■ Exercise details:
Below are entries; tally how many lines hold the string "What" and answer with only that figure.

::::

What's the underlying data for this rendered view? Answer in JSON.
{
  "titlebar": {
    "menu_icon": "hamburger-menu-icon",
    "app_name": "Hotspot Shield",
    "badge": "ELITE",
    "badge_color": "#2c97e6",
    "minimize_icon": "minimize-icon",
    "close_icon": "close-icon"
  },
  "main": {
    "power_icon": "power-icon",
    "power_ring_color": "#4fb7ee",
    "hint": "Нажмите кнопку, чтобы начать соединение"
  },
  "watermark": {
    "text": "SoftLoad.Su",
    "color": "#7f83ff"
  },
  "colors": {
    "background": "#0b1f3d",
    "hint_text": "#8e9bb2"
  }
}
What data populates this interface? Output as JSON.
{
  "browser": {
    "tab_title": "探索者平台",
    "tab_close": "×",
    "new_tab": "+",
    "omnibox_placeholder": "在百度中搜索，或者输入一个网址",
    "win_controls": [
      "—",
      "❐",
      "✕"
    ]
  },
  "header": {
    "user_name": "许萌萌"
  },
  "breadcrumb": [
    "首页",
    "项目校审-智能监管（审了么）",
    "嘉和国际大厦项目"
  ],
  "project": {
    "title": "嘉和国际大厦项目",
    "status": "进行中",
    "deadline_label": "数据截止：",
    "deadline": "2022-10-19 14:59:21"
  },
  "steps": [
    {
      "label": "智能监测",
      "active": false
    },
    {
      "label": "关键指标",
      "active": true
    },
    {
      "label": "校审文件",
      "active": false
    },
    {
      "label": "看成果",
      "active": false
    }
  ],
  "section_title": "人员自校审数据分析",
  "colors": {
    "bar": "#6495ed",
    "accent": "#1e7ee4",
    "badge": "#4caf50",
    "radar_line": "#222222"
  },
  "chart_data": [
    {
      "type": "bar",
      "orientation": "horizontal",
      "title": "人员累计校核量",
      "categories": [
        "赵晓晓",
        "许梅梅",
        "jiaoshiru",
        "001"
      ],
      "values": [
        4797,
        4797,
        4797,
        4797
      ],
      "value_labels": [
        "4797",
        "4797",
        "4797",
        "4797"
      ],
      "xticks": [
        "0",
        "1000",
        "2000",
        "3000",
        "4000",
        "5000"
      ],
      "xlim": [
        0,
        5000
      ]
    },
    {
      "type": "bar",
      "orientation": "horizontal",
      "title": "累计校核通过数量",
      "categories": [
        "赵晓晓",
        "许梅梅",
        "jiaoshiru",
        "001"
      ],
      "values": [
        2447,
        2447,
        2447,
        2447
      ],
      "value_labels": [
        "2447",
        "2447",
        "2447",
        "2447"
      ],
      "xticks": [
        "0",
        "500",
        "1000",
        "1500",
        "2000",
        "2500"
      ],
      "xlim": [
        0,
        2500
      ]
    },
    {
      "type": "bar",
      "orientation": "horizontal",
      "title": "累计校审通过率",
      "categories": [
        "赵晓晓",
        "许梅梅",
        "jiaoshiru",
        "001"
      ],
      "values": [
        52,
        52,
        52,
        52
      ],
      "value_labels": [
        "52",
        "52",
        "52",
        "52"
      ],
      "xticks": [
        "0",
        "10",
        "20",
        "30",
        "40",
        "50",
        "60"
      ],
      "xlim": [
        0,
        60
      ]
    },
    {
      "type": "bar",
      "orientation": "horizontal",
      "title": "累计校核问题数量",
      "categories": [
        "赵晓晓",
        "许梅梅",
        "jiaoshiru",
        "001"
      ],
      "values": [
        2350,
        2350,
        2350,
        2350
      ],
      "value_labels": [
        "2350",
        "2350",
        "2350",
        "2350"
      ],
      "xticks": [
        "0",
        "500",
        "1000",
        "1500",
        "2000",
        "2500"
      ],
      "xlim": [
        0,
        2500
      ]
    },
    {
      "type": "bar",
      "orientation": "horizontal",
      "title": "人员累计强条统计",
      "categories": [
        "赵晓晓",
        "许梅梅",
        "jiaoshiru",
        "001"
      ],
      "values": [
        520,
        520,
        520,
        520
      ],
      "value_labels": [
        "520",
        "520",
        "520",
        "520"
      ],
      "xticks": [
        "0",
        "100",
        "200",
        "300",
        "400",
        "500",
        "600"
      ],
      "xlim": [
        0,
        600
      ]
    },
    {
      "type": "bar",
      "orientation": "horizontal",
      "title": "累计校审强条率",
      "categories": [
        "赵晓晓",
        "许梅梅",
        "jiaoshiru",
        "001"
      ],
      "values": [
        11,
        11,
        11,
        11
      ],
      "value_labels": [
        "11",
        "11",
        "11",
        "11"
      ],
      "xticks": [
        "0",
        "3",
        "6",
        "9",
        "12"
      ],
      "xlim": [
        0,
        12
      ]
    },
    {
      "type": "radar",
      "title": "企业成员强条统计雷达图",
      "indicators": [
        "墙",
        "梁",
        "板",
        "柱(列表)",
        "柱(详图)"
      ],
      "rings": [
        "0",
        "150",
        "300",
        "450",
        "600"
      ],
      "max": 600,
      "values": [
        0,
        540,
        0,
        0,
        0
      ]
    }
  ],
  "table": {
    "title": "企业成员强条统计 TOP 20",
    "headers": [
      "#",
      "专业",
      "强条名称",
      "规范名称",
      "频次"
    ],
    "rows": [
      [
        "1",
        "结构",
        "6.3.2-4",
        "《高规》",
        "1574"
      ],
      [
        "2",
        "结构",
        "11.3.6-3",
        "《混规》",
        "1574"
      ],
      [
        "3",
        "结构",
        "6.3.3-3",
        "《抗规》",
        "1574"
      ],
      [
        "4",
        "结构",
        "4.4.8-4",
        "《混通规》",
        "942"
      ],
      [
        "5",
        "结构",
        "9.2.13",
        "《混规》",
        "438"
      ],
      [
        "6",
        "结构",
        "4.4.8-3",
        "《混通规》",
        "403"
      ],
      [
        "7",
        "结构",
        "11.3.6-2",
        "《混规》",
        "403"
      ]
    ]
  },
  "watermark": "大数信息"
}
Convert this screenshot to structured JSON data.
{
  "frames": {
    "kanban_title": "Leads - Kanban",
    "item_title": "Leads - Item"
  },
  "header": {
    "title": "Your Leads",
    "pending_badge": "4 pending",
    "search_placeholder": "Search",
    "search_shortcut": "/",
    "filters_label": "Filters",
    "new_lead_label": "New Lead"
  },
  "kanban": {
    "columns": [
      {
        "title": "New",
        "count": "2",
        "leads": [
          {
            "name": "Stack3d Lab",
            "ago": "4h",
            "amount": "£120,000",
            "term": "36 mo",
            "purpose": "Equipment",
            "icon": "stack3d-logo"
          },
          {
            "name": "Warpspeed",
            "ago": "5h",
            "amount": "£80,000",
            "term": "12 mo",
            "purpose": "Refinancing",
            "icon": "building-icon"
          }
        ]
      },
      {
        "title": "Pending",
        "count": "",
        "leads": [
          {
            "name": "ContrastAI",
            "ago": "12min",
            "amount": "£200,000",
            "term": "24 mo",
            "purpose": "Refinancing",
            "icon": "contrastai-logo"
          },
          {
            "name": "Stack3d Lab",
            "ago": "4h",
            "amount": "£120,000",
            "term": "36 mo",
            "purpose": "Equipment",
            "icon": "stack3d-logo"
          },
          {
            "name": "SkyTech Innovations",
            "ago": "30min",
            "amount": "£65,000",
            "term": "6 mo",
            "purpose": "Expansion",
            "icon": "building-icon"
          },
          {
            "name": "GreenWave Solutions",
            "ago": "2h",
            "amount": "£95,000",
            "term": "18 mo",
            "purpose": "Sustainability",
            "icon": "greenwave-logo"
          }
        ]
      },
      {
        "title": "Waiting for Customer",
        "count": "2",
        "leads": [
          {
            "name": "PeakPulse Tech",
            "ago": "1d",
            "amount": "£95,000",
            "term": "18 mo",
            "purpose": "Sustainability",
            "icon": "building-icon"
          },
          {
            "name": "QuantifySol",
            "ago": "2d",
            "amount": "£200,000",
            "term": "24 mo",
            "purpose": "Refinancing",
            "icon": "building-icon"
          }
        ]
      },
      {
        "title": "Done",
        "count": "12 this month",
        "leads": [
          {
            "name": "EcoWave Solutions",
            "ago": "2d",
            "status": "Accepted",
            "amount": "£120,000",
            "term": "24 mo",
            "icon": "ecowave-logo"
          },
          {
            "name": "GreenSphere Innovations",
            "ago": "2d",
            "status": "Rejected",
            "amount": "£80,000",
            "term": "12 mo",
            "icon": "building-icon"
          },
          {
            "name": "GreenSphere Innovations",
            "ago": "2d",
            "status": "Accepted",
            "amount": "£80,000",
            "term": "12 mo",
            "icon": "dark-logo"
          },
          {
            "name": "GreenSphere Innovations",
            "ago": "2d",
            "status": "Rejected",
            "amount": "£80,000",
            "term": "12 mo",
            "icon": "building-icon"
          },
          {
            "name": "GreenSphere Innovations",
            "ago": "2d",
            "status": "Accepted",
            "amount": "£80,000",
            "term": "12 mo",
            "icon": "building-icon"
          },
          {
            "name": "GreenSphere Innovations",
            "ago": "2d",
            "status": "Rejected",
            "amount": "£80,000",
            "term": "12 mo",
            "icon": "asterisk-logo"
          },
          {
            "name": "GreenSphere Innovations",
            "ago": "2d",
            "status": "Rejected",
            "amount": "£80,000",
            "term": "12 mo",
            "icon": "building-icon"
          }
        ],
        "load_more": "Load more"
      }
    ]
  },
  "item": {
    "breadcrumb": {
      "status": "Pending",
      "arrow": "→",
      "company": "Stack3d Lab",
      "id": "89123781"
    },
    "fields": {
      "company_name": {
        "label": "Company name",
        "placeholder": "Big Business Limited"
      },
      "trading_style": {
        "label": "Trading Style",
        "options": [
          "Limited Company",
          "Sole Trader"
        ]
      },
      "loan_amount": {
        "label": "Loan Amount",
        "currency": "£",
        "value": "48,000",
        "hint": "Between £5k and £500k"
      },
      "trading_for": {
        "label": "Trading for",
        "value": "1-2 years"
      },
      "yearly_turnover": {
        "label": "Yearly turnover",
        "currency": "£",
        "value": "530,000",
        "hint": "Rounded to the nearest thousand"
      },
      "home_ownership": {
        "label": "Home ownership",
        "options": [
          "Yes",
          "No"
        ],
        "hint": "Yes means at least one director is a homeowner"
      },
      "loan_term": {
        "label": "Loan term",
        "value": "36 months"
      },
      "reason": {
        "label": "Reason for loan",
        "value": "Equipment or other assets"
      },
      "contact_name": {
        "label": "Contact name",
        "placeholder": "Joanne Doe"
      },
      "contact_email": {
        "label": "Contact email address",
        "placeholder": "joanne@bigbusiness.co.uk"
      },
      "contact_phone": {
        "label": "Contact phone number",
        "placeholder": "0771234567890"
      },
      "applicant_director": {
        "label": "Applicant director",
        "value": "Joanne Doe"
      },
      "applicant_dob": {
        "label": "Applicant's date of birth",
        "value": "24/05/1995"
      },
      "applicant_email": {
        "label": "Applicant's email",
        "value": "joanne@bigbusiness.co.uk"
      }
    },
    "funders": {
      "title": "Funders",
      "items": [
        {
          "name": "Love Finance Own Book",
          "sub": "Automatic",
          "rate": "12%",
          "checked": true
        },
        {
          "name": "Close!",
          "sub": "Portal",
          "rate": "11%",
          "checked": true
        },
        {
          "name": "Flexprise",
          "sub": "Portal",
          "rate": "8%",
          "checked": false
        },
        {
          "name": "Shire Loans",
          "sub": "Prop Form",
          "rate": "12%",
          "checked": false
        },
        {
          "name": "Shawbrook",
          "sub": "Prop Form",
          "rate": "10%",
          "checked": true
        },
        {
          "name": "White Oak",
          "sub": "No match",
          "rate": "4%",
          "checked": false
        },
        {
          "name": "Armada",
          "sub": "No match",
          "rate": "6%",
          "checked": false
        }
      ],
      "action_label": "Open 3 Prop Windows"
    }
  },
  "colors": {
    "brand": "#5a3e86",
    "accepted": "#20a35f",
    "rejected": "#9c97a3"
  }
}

::::

■ Task output:
2